- _LISTING_
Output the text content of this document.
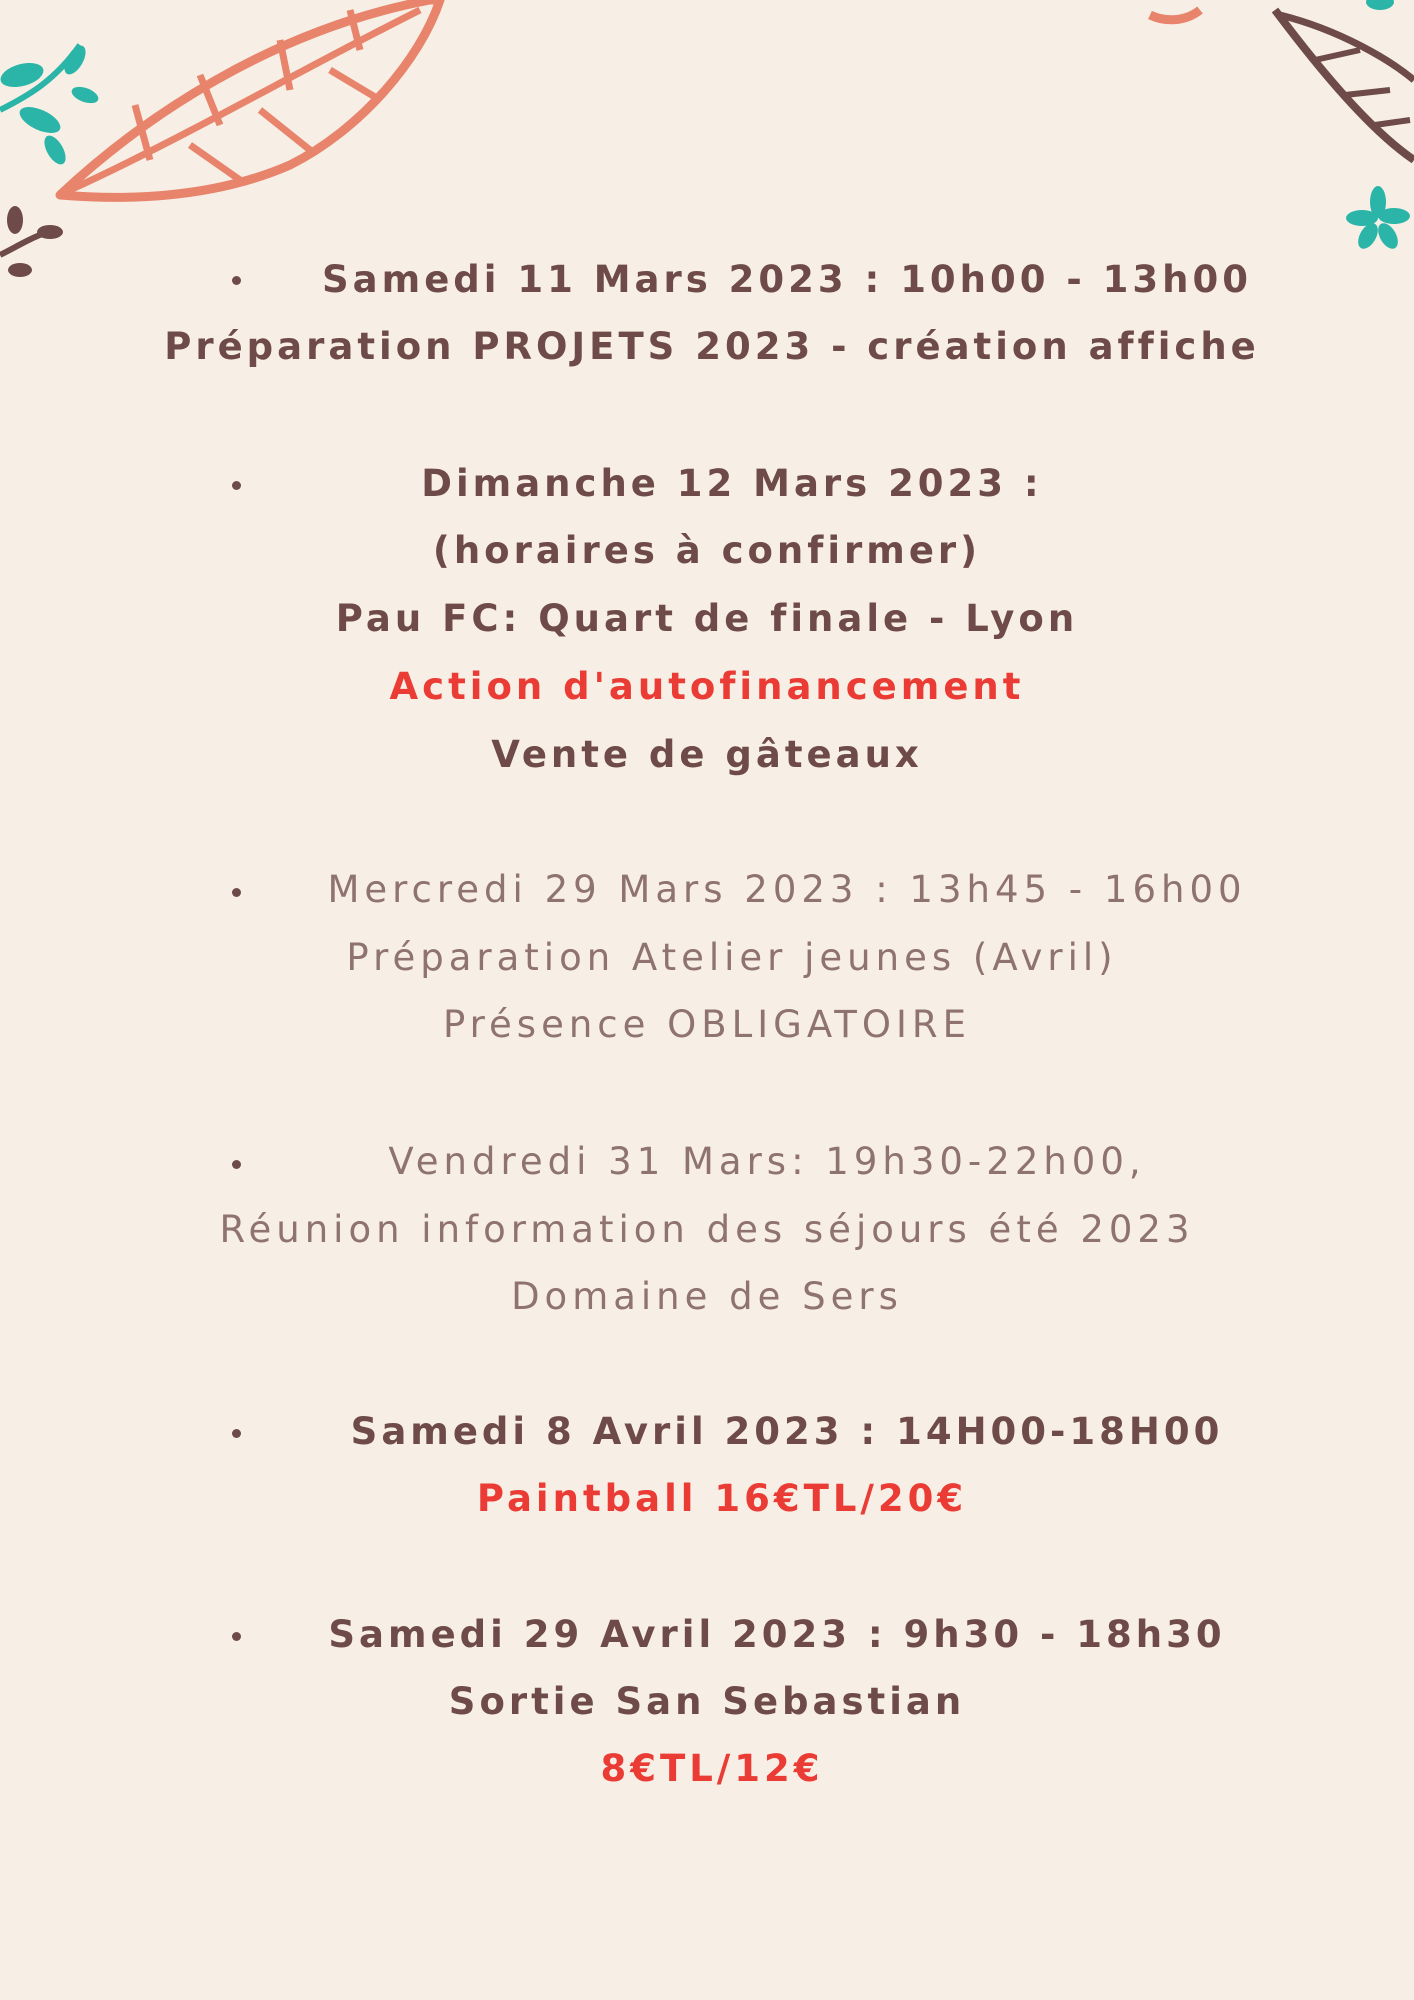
Samedi 11 Mars 2023 : 10h00 - 13h00
Préparation PROJETS 2023 - création affiche
Dimanche 12 Mars 2023 :
(horaires à confirmer)
Pau FC: Quart de finale - Lyon
Action d'autofinancement
Vente de gâteaux
Mercredi 29 Mars 2023 : 13h45 - 16h00
Préparation Atelier jeunes (Avril)
Présence OBLIGATOIRE
Vendredi 31 Mars: 19h30-22h00,
Réunion information des séjours été 2023
Domaine de Sers
Samedi 8 Avril 2023 : 14H00-18H00
Paintball 16€TL/20€
Samedi 29 Avril 2023 : 9h30 - 18h30
Sortie San Sebastian
8€TL/12€
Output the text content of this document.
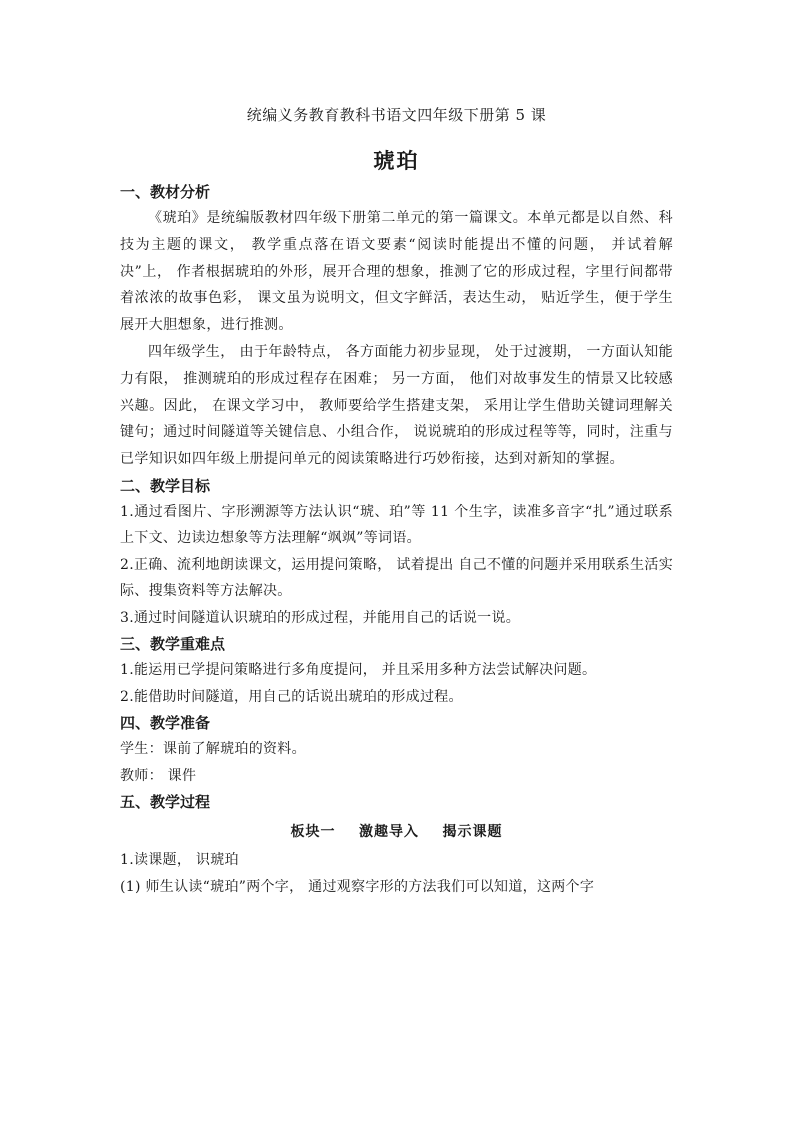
统编义务教育教科书语文四年级下册第 5 课

琥珀
一、教材分析

《琥珀》是统编版教材四年级下册第二单元的第一篇课文。本单元都是以自然、科技为主题的课文， 教学重点落在语文要素“阅读时能提出不懂的问题， 并试着解决”上， 作者根据琥珀的外形，展开合理的想象，推测了它的形成过程，字里行间都带着浓浓的故事色彩， 课文虽为说明文，但文字鲜活，表达生动， 贴近学生，便于学生展开大胆想象，进行推测。

四年级学生， 由于年龄特点， 各方面能力初步显现， 处于过渡期， 一方面认知能力有限， 推测琥珀的形成过程存在困难； 另一方面， 他们对故事发生的情景又比较感兴趣。因此， 在课文学习中， 教师要给学生搭建支架， 采用让学生借助关键词理解关键句；通过时间隧道等关键信息、小组合作， 说说琥珀的形成过程等等，同时，注重与已学知识如四年级上册提问单元的阅读策略进行巧妙衔接，达到对新知的掌握。

二、教学目标

1.通过看图片、字形溯源等方法认识“琥、珀”等 11 个生字，读准多音字“扎”通过联系上下文、边读边想象等方法理解“飒飒”等词语。

2.正确、流利地朗读课文，运用提问策略， 试着提出 自己不懂的问题并采用联系生活实际、搜集资料等方法解决。

3.通过时间隧道认识琥珀的形成过程，并能用自己的话说一说。

三、教学重难点

1.能运用已学提问策略进行多角度提问， 并且采用多种方法尝试解决问题。

2.能借助时间隧道，用自己的话说出琥珀的形成过程。

四、教学准备

学生：课前了解琥珀的资料。

教师： 课件

五、教学过程

板块一    激趣导入    揭示课题

1.读课题， 识琥珀

(1) 师生认读“琥珀”两个字， 通过观察字形的方法我们可以知道，这两个字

- _WHAT THE TASK REQUIRES_
Except for the pictures, give all the material above again verbatim.

- _WORKED SOLUTION_
Output the text content of this document.
Samedi 11 Mars 2023 : 10h00 - 13h00
Préparation PROJETS 2023 - création affiche
Dimanche 12 Mars 2023 :
(horaires à confirmer)
Pau FC: Quart de finale - Lyon
Action d'autofinancement
Vente de gâteaux
Mercredi 29 Mars 2023 : 13h45 - 16h00
Préparation Atelier jeunes (Avril)
Présence OBLIGATOIRE
Vendredi 31 Mars: 19h30-22h00,
Réunion information des séjours été 2023
Domaine de Sers
Samedi 8 Avril 2023 : 14H00-18H00
Paintball 16€TL/20€
Samedi 29 Avril 2023 : 9h30 - 18h30
Sortie San Sebastian
8€TL/12€
Output the text content of this document.
统编义务教育教科书语文四年级下册第 5 课

琥珀
一、教材分析

《琥珀》是统编版教材四年级下册第二单元的第一篇课文。本单元都是以自然、科技为主题的课文， 教学重点落在语文要素“阅读时能提出不懂的问题， 并试着解决”上， 作者根据琥珀的外形，展开合理的想象，推测了它的形成过程，字里行间都带着浓浓的故事色彩， 课文虽为说明文，但文字鲜活，表达生动， 贴近学生，便于学生展开大胆想象，进行推测。

四年级学生， 由于年龄特点， 各方面能力初步显现， 处于过渡期， 一方面认知能力有限， 推测琥珀的形成过程存在困难； 另一方面， 他们对故事发生的情景又比较感兴趣。因此， 在课文学习中， 教师要给学生搭建支架， 采用让学生借助关键词理解关键句；通过时间隧道等关键信息、小组合作， 说说琥珀的形成过程等等，同时，注重与已学知识如四年级上册提问单元的阅读策略进行巧妙衔接，达到对新知的掌握。

二、教学目标

1.通过看图片、字形溯源等方法认识“琥、珀”等 11 个生字，读准多音字“扎”通过联系上下文、边读边想象等方法理解“飒飒”等词语。

2.正确、流利地朗读课文，运用提问策略， 试着提出 自己不懂的问题并采用联系生活实际、搜集资料等方法解决。

3.通过时间隧道认识琥珀的形成过程，并能用自己的话说一说。

三、教学重难点

1.能运用已学提问策略进行多角度提问， 并且采用多种方法尝试解决问题。

2.能借助时间隧道，用自己的话说出琥珀的形成过程。

四、教学准备

学生：课前了解琥珀的资料。

教师： 课件

五、教学过程

板块一    激趣导入    揭示课题

1.读课题， 识琥珀

(1) 师生认读“琥珀”两个字， 通过观察字形的方法我们可以知道，这两个字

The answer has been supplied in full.